EXERCISE SET:
(a) In the article on TLS certificates for internal websites, which Let's Encrypt challenge type applies to an internal website?
(b) From the article on TLS certificates for internal websites, transcribe the passage that begins at the words "Let’s Encrypt uses" and stops after the words "Obtain a Certificate.".
(c) Translate this sentence from the article on TLS certificates for internal websites into Spanish: "Doing this manually is possible, but there is a great tool that makes it even easier: lego."

EXCERPTED TEXT:
BEGIN
Getting TLS certificates for internal HTTPs websites

If you have a website that’s only accessible on a non-public network, it can be challenging to know how to setup HTTPs with a TLS certificate. There are numerous guides online on creating a self-signed certificate. However, using a self-signed certificate means you either have to configure each device/browser that will need to accept that certificate to trust that certificate or you will need to click past a browser HTTPs certificate warning page every time you visit that internal website.

Ideally we’d use a free certificate from Let’s Encrypt that is already trusted by devices and browsers without any additional work.

I had struggled to find an answer to this problem for a few years. So I had been using self-signed certificates. However, I recently found the answer I was seeking and it turned out to be very simple and straight forward to implement.

Let’s Encrypt uses “challenges” to issue certificates. There are numerous challenge types, but the DNS challenge is the one that’s relevant in the case of an internal website. Of course, this assumes your DNS records are public. If you’ve got a non-public DNS server, then this guide isn’t going to help you in that case.

The idea is simple: add a few entries to the DNS record for your domain, wait for the DNS changes to propagate, and run the Let’s Encrypt client to request a new certificate using the DNS challenge option.

Doing this manually is possible, but there is a great tool that makes it even easier: lego.

The best place to start would be the official docs: Obtain a Certificate.

As an example, here’s what I used to perform the DNS challenge on a (wildcard) domain I use for internal websites. Here, NameSilo, is my DNS provider, so I’m using the NameSilo specific environment variables and options. You will need to consult the documentation to find your DNS provider’s specific environment variables.

$ export NAMESILO_API_KEY=...
$ export NAMESILO_POLLING_INTERVAL=10 # seconds
$ export NAMESILO_PROPAGATION_TIMEOUT=1800 # seconds
$ export NAMESILO_TTL=3600 # seconds
$ lego --email me@my.email --dns namesilo --domains *.mydomain.com run

NameSilo is very slowly to publish and propagate the changes. Other DNS providers may be faster, so you may be able to use a smaller propagation timeout value.
END
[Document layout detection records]
BEGIN
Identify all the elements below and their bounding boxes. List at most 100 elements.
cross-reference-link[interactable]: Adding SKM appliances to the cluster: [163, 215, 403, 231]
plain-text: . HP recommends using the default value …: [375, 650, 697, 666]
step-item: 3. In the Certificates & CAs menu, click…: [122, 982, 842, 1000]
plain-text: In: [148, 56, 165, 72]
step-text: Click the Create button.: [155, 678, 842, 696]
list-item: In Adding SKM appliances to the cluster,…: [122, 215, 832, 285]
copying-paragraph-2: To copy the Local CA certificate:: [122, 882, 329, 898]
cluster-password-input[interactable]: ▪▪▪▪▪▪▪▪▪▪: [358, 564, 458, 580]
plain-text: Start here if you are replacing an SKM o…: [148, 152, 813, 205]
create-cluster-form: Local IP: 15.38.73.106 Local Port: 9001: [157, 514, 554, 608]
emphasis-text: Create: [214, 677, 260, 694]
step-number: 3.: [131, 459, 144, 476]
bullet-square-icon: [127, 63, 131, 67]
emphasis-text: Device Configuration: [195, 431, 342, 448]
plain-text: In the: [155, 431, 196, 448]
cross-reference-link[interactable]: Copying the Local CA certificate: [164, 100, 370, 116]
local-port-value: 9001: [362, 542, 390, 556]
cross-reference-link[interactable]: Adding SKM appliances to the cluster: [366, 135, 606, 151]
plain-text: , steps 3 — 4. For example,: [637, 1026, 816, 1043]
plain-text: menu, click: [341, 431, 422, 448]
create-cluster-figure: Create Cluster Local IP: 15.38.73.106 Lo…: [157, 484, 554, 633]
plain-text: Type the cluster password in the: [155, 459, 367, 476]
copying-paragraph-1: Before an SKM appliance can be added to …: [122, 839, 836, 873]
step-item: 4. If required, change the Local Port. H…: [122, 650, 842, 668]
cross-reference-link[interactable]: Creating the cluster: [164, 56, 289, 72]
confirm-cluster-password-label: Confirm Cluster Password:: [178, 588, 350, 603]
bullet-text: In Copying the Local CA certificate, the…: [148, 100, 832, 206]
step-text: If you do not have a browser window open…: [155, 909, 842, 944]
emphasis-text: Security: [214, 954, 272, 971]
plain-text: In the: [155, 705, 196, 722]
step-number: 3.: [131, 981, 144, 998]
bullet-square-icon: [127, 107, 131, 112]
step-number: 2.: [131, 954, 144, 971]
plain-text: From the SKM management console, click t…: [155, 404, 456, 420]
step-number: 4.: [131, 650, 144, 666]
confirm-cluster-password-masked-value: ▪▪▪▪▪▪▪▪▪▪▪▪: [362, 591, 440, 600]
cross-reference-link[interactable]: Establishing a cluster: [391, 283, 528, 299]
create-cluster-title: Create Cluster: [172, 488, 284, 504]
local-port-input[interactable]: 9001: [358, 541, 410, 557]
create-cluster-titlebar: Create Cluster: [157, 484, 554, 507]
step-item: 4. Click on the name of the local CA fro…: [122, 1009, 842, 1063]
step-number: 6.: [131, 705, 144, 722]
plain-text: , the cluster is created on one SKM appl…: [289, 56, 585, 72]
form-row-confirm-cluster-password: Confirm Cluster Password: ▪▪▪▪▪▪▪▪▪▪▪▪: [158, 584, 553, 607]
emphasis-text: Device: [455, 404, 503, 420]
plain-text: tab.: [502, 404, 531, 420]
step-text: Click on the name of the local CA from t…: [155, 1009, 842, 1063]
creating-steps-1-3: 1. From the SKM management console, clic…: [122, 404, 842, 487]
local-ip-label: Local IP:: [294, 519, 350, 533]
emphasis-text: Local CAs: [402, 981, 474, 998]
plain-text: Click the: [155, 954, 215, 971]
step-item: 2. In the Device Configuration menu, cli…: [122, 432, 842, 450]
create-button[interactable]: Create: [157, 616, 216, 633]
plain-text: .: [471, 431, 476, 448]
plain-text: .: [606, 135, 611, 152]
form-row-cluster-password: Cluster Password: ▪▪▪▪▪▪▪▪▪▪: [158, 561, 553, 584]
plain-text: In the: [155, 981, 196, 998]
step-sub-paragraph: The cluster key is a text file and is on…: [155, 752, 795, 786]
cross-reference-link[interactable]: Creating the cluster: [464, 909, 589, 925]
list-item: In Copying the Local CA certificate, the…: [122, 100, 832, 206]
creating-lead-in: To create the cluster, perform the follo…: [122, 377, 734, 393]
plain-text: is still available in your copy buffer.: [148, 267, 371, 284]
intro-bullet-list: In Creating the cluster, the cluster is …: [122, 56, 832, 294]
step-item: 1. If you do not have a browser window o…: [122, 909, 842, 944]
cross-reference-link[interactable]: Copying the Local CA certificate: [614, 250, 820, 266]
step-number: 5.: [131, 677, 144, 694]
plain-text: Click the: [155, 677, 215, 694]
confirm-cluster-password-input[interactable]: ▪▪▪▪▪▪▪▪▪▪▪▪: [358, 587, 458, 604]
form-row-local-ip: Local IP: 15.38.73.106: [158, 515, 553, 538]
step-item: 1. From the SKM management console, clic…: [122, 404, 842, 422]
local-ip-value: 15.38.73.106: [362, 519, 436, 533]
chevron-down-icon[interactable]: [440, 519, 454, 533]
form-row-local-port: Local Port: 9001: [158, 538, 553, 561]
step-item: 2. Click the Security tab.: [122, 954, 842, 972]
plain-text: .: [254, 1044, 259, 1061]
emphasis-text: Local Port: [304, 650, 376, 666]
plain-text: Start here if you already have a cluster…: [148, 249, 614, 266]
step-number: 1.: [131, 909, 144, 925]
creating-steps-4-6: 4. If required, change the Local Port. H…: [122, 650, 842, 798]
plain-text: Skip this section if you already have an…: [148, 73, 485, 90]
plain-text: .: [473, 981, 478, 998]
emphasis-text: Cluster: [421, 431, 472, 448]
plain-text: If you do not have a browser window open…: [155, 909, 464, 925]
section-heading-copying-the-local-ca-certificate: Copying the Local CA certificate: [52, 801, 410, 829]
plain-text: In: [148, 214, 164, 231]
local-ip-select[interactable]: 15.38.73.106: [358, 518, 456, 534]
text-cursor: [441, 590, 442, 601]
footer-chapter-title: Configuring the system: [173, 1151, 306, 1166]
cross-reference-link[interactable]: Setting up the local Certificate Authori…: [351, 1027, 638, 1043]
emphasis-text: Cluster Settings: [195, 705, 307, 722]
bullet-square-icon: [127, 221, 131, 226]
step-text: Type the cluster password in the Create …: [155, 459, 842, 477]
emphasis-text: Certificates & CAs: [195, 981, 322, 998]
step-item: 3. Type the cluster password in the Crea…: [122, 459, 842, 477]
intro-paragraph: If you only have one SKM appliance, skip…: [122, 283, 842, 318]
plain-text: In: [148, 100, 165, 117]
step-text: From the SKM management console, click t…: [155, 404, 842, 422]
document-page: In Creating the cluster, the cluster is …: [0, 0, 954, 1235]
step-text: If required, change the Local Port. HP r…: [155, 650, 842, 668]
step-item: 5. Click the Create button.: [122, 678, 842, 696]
END
SOLUTIONS FOR EACH TASK:
(a) The DNS challenge.

(b)
Let’s Encrypt uses “challenges” to issue certificates. There are numerous challenge types, but the DNS challenge is the one that’s relevant in the case of an internal website. Of course, this assumes your DNS records are public. If you’ve got a non-public DNS server, then this guide isn’t going to help you in that case.

The idea is simple: add a few entries to the DNS record for your domain, wait for the DNS changes to propagate, and run the Let’s Encrypt client to request a new certificate using the DNS challenge option.

Doing this manually is possible, but there is a great tool that makes it even easier: lego.

The best place to start would be the official docs: Obtain a Certificate.

(c) Hacerlo manualmente es posible, pero existe una herramienta excelente que lo hace aún más fácil: lego.